▸ STORED ROWS
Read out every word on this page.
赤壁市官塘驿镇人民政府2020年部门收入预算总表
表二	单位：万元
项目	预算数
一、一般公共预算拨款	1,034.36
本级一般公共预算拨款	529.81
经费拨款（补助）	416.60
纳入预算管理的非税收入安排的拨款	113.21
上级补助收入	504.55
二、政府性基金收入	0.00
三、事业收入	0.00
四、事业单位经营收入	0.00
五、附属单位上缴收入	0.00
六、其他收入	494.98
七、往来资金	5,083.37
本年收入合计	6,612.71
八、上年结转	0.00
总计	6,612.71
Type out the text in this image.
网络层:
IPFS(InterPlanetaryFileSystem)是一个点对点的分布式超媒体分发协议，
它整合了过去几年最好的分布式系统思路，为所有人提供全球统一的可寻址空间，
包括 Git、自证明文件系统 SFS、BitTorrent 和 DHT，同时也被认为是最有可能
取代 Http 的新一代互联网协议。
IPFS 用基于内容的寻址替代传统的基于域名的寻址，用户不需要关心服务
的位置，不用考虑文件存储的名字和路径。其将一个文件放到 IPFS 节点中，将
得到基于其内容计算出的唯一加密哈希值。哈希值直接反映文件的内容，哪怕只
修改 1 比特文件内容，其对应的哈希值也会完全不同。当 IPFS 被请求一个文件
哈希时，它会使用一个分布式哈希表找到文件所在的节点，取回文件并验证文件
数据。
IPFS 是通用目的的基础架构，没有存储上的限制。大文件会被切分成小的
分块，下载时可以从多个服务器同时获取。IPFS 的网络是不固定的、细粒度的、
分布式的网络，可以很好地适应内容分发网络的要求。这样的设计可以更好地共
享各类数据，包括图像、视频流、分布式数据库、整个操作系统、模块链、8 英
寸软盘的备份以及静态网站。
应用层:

▸ INSTRUCTIONS TO FOLLOW
Identify each line in the records above containing the word "IPFS"; copy those lines.

▸ SOLUTION TO THE EXERCISE
IPFS(InterPlanetaryFileSystem)是一个点对点的分布式超媒体分发协议，
IPFS 用基于内容的寻址替代传统的基于域名的寻址，用户不需要关心服务
的位置，不用考虑文件存储的名字和路径。其将一个文件放到 IPFS 节点中，将
修改 1 比特文件内容，其对应的哈希值也会完全不同。当 IPFS 被请求一个文件
IPFS 是通用目的的基础架构，没有存储上的限制。大文件会被切分成小的
分块，下载时可以从多个服务器同时获取。IPFS 的网络是不固定的、细粒度的、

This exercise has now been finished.